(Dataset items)

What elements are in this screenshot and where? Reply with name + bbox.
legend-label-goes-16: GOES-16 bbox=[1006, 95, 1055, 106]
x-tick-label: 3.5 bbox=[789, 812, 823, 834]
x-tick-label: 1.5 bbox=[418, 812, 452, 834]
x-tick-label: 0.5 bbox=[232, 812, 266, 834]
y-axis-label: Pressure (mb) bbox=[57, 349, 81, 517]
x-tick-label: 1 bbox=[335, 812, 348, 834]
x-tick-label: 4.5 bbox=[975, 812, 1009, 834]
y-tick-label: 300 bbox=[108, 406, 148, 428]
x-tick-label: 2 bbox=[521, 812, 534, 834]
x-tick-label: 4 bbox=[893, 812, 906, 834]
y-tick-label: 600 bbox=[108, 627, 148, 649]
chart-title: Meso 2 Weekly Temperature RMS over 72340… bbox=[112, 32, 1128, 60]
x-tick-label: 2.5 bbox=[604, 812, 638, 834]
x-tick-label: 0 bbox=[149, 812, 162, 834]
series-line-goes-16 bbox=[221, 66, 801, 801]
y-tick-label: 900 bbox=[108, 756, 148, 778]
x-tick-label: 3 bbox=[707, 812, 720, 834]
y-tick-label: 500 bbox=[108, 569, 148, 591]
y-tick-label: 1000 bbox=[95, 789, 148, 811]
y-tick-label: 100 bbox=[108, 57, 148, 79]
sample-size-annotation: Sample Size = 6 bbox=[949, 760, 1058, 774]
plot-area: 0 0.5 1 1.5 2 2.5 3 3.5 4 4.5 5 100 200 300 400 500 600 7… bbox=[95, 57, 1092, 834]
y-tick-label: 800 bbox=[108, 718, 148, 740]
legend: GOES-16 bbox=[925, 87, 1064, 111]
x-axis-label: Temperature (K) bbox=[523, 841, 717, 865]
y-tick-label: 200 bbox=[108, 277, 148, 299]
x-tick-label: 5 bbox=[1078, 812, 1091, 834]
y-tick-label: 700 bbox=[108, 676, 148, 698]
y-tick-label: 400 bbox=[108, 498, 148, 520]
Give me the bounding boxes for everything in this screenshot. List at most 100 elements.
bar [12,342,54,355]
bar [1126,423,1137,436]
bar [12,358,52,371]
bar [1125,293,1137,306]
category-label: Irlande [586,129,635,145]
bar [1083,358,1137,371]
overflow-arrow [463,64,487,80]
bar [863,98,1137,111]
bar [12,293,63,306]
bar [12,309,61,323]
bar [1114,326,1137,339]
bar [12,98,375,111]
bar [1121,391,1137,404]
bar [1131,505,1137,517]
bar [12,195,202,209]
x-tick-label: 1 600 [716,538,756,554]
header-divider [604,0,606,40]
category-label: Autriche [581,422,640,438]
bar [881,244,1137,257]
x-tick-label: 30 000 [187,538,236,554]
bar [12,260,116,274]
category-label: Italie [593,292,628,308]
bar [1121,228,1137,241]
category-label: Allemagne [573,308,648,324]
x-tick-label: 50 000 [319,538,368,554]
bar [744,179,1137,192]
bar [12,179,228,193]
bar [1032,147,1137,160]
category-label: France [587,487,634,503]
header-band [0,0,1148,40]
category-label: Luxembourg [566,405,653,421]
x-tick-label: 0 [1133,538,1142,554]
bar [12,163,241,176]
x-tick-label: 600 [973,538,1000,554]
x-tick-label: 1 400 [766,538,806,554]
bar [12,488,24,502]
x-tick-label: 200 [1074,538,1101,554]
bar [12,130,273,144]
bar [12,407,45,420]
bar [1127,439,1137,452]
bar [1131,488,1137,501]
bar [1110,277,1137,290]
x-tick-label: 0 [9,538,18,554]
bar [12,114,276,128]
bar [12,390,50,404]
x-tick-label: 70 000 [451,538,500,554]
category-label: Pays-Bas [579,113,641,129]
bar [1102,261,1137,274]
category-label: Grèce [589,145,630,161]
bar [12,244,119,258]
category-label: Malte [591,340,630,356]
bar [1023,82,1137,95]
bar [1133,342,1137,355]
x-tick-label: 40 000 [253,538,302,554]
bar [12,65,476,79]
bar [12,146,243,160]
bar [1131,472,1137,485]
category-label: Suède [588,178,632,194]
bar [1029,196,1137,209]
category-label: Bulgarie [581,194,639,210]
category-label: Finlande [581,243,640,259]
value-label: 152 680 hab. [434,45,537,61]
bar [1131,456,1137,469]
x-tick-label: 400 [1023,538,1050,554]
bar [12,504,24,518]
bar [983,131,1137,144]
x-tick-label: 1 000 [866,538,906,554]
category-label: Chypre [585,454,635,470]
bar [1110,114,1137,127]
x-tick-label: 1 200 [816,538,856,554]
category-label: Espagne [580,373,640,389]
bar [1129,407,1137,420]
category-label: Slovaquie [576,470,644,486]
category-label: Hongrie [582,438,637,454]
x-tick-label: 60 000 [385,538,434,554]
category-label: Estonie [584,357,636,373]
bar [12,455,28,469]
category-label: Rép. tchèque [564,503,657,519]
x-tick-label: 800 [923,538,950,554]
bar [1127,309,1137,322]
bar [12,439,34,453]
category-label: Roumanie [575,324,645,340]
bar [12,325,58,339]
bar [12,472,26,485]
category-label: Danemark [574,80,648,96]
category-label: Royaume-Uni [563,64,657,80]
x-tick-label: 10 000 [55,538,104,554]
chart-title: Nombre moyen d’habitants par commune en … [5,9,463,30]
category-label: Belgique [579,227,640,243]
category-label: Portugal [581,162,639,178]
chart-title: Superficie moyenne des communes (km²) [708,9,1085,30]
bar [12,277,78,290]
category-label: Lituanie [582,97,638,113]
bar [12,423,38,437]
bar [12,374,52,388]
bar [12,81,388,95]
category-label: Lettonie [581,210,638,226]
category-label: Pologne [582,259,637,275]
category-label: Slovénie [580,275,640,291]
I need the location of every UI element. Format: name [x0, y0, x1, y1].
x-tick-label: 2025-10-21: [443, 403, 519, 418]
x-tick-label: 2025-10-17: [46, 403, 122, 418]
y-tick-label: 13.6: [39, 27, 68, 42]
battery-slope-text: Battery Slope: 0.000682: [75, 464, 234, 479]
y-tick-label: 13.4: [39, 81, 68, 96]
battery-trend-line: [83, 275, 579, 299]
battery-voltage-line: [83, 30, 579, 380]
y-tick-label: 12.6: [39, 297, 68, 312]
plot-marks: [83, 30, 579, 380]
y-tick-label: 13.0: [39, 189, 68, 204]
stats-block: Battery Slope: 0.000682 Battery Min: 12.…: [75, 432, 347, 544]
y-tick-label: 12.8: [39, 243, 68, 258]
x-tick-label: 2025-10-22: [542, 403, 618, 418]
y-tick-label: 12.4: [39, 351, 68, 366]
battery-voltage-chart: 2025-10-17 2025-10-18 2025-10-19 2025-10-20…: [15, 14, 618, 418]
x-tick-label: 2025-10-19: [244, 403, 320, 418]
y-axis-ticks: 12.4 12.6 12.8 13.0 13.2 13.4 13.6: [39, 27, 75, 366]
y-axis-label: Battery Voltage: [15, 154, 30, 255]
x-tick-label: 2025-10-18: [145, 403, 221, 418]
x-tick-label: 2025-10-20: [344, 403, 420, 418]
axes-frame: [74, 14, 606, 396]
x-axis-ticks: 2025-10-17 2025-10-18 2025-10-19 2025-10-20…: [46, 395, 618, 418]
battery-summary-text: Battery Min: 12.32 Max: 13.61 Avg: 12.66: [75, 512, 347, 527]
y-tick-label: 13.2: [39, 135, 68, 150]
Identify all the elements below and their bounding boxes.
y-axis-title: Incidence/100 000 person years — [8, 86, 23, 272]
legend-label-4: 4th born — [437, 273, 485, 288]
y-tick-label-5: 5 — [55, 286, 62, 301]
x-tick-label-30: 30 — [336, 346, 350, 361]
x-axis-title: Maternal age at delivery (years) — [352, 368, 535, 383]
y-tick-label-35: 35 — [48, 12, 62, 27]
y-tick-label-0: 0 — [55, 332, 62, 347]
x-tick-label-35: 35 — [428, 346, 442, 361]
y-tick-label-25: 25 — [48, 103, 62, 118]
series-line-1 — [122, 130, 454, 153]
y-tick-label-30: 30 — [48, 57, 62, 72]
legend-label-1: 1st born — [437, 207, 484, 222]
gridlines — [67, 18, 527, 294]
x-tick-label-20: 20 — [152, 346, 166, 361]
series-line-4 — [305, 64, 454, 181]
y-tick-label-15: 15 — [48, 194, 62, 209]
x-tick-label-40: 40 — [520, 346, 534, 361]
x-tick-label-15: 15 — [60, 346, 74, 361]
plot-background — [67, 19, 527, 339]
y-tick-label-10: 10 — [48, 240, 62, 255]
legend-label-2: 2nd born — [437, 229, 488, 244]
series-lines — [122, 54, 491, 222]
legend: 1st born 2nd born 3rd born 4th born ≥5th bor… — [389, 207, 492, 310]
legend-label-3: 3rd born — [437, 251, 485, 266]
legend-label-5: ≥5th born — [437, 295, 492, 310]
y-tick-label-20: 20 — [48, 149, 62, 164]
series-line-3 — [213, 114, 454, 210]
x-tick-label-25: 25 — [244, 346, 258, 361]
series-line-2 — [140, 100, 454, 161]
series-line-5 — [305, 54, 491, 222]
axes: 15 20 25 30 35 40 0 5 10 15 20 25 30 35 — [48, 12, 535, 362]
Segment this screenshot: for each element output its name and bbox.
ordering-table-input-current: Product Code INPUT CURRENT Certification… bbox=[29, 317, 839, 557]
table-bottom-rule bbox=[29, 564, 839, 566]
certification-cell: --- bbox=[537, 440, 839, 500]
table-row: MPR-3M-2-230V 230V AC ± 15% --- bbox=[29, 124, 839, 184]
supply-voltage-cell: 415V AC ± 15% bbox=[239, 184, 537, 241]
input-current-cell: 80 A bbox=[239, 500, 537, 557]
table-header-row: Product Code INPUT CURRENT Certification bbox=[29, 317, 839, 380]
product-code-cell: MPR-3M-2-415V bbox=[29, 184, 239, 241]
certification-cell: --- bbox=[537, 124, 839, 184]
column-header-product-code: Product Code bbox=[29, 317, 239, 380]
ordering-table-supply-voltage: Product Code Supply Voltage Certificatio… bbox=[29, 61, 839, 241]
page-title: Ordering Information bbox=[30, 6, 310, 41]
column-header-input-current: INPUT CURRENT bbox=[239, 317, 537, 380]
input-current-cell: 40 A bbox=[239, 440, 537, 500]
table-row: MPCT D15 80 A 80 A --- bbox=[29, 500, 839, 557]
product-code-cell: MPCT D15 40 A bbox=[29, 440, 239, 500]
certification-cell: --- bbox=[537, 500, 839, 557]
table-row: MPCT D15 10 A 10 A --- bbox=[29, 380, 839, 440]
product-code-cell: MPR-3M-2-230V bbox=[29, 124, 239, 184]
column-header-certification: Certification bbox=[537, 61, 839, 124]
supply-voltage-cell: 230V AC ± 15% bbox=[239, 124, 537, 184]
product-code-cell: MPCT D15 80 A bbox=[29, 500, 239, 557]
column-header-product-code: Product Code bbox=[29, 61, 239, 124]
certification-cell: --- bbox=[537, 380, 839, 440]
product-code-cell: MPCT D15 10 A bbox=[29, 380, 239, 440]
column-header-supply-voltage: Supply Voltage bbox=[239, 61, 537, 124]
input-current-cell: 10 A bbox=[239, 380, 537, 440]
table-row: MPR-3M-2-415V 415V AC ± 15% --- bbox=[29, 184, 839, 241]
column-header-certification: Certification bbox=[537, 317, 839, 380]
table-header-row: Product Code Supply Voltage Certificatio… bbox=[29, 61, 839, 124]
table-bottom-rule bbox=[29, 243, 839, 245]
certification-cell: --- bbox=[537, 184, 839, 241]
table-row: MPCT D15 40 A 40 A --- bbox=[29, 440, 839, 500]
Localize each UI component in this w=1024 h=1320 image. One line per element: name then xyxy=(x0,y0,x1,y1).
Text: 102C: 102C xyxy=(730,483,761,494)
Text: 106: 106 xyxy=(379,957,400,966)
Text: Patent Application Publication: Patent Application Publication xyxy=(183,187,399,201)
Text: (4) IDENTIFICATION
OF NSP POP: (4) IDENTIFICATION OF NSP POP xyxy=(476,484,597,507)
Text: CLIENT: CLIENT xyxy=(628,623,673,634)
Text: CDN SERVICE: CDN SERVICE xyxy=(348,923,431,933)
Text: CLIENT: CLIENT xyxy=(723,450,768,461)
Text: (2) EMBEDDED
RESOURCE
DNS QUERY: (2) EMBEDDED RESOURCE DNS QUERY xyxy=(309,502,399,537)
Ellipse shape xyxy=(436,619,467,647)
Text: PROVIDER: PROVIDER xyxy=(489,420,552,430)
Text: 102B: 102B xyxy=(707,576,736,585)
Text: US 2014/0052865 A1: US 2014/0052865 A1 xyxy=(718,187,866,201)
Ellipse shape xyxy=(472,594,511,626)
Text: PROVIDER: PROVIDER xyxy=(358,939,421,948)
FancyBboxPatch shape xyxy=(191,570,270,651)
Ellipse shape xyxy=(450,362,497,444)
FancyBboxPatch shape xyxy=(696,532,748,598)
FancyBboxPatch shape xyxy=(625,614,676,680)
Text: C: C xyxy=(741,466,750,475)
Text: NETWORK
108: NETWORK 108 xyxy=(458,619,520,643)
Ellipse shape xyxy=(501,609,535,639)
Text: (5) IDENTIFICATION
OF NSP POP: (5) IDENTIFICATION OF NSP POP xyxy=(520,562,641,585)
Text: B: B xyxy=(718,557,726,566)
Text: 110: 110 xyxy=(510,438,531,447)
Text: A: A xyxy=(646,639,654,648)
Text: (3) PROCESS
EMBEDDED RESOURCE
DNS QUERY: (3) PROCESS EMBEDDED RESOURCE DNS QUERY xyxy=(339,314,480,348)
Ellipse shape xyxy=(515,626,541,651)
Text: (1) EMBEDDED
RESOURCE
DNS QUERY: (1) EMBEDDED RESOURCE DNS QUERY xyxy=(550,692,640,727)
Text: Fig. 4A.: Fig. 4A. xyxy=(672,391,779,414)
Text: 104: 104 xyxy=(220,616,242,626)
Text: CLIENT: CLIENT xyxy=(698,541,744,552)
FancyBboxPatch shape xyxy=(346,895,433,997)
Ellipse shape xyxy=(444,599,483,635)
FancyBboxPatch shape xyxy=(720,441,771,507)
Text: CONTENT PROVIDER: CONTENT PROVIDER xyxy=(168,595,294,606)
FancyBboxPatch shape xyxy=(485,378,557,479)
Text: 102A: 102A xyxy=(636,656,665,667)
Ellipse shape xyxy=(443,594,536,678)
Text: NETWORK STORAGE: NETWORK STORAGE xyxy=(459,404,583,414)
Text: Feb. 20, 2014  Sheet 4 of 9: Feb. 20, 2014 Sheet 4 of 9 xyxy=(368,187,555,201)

**Given instruction:**
Copy the items from the start through the line containing "x-tick-label: 4 bbox=[893, 812, 906, 834]", inclusive.

**Task response:**
What elements are in this screenshot and where? Reply with name + bbox.
legend-label-goes-16: GOES-16 bbox=[1006, 95, 1055, 106]
x-tick-label: 3.5 bbox=[789, 812, 823, 834]
x-tick-label: 1.5 bbox=[418, 812, 452, 834]
x-tick-label: 0.5 bbox=[232, 812, 266, 834]
y-axis-label: Pressure (mb) bbox=[57, 349, 81, 517]
x-tick-label: 1 bbox=[335, 812, 348, 834]
x-tick-label: 4.5 bbox=[975, 812, 1009, 834]
y-tick-label: 300 bbox=[108, 406, 148, 428]
x-tick-label: 2 bbox=[521, 812, 534, 834]
x-tick-label: 4 bbox=[893, 812, 906, 834]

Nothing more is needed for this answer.